# Stated exercise
Transcribe every line of the listing below without any deviation.

# Stored data entries
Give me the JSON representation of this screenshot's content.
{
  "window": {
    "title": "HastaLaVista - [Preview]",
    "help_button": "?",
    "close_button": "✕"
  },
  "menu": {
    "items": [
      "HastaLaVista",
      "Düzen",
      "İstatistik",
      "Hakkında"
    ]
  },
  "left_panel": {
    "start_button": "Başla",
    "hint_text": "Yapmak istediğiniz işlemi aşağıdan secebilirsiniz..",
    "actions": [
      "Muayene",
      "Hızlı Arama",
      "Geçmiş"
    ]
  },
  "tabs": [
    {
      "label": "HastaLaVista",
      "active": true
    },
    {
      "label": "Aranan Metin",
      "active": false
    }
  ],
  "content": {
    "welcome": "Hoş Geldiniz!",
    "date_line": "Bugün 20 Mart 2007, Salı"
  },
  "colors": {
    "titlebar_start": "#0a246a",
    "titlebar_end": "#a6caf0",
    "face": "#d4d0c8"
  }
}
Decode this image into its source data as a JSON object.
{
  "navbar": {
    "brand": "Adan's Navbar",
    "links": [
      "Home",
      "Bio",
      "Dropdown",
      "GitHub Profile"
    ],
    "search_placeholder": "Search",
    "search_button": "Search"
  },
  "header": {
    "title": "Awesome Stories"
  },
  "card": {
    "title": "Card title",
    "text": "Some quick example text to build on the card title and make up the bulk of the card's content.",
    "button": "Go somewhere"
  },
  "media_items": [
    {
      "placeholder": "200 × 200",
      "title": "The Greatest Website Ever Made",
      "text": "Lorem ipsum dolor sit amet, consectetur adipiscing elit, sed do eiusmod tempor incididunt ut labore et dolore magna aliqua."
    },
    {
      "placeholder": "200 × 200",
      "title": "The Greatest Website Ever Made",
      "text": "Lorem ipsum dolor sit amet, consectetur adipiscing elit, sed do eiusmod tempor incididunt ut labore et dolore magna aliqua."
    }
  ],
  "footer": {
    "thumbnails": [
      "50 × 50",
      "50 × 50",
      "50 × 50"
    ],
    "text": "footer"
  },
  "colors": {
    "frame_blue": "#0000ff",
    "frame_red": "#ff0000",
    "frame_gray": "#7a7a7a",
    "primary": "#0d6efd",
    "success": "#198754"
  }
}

# Written response
Give me the JSON representation of this screenshot's content.
{
  "window": {
    "title": "HastaLaVista - [Preview]",
    "help_button": "?",
    "close_button": "✕"
  },
  "menu": {
    "items": [
      "HastaLaVista",
      "Düzen",
      "İstatistik",
      "Hakkında"
    ]
  },
  "left_panel": {
    "start_button": "Başla",
    "hint_text": "Yapmak istediğiniz işlemi aşağıdan secebilirsiniz..",
    "actions": [
      "Muayene",
      "Hızlı Arama",
      "Geçmiş"
    ]
  },
  "tabs": [
    {
      "label": "HastaLaVista",
      "active": true
    },
    {
      "label": "Aranan Metin",
      "active": false
    }
  ],
  "content": {
    "welcome": "Hoş Geldiniz!",
    "date_line": "Bugün 20 Mart 2007, Salı"
  },
  "colors": {
    "titlebar_start": "#0a246a",
    "titlebar_end": "#a6caf0",
    "face": "#d4d0c8"
  }
}
Decode this image into its source data as a JSON object.
{
  "navbar": {
    "brand": "Adan's Navbar",
    "links": [
      "Home",
      "Bio",
      "Dropdown",
      "GitHub Profile"
    ],
    "search_placeholder": "Search",
    "search_button": "Search"
  },
  "header": {
    "title": "Awesome Stories"
  },
  "card": {
    "title": "Card title",
    "text": "Some quick example text to build on the card title and make up the bulk of the card's content.",
    "button": "Go somewhere"
  },
  "media_items": [
    {
      "placeholder": "200 × 200",
      "title": "The Greatest Website Ever Made",
      "text": "Lorem ipsum dolor sit amet, consectetur adipiscing elit, sed do eiusmod tempor incididunt ut labore et dolore magna aliqua."
    },
    {
      "placeholder": "200 × 200",
      "title": "The Greatest Website Ever Made",
      "text": "Lorem ipsum dolor sit amet, consectetur adipiscing elit, sed do eiusmod tempor incididunt ut labore et dolore magna aliqua."
    }
  ],
  "footer": {
    "thumbnails": [
      "50 × 50",
      "50 × 50",
      "50 × 50"
    ],
    "text": "footer"
  },
  "colors": {
    "frame_blue": "#0000ff",
    "frame_red": "#ff0000",
    "frame_gray": "#7a7a7a",
    "primary": "#0d6efd",
    "success": "#198754"
  }
}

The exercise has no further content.